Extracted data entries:
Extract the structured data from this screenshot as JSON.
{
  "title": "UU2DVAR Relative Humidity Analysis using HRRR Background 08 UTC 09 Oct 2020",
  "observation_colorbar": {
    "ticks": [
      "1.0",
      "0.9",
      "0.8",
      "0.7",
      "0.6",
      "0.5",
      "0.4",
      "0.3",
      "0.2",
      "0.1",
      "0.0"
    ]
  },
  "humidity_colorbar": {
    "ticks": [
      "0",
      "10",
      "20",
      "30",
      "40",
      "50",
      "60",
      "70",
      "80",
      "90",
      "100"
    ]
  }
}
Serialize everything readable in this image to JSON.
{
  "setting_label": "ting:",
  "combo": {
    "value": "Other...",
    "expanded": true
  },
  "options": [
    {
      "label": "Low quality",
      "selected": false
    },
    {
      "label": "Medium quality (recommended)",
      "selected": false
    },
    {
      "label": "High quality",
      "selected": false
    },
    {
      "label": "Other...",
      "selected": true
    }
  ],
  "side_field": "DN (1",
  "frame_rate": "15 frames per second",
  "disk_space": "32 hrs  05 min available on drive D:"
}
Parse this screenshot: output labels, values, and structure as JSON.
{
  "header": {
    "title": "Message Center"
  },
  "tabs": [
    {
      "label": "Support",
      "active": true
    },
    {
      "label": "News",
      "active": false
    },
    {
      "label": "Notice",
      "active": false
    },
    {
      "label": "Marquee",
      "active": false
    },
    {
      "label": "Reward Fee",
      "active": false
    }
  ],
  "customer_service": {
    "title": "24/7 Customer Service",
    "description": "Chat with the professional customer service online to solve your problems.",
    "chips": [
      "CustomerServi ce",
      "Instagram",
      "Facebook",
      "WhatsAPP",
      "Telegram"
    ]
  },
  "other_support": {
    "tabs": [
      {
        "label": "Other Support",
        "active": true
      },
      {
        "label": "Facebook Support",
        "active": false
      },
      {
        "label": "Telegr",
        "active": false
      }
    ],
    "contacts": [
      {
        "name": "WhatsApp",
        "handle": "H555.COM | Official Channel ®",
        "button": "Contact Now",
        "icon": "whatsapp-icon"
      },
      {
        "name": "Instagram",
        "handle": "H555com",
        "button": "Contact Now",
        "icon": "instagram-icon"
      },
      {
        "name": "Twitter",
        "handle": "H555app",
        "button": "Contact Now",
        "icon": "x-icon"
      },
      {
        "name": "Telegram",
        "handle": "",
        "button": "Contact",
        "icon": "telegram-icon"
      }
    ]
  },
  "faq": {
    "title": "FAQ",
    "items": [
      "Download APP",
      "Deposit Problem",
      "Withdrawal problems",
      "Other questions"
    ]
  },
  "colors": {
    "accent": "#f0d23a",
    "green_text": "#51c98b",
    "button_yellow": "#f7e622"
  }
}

• Task goal
Extract every line from the one containing "Parse this screenshot: output" to the end of the entries, including both of those lines, exactly as given and with nothing added.

• Written solution
Parse this screenshot: output labels, values, and structure as JSON.
{
  "header": {
    "title": "Message Center"
  },
  "tabs": [
    {
      "label": "Support",
      "active": true
    },
    {
      "label": "News",
      "active": false
    },
    {
      "label": "Notice",
      "active": false
    },
    {
      "label": "Marquee",
      "active": false
    },
    {
      "label": "Reward Fee",
      "active": false
    }
  ],
  "customer_service": {
    "title": "24/7 Customer Service",
    "description": "Chat with the professional customer service online to solve your problems.",
    "chips": [
      "CustomerServi ce",
      "Instagram",
      "Facebook",
      "WhatsAPP",
      "Telegram"
    ]
  },
  "other_support": {
    "tabs": [
      {
        "label": "Other Support",
        "active": true
      },
      {
        "label": "Facebook Support",
        "active": false
      },
      {
        "label": "Telegr",
        "active": false
      }
    ],
    "contacts": [
      {
        "name": "WhatsApp",
        "handle": "H555.COM | Official Channel ®",
        "button": "Contact Now",
        "icon": "whatsapp-icon"
      },
      {
        "name": "Instagram",
        "handle": "H555com",
        "button": "Contact Now",
        "icon": "instagram-icon"
      },
      {
        "name": "Twitter",
        "handle": "H555app",
        "button": "Contact Now",
        "icon": "x-icon"
      },
      {
        "name": "Telegram",
        "handle": "",
        "button": "Contact",
        "icon": "telegram-icon"
      }
    ]
  },
  "faq": {
    "title": "FAQ",
    "items": [
      "Download APP",
      "Deposit Problem",
      "Withdrawal problems",
      "Other questions"
    ]
  },
  "colors": {
    "accent": "#f0d23a",
    "green_text": "#51c98b",
    "button_yellow": "#f7e622"
  }
}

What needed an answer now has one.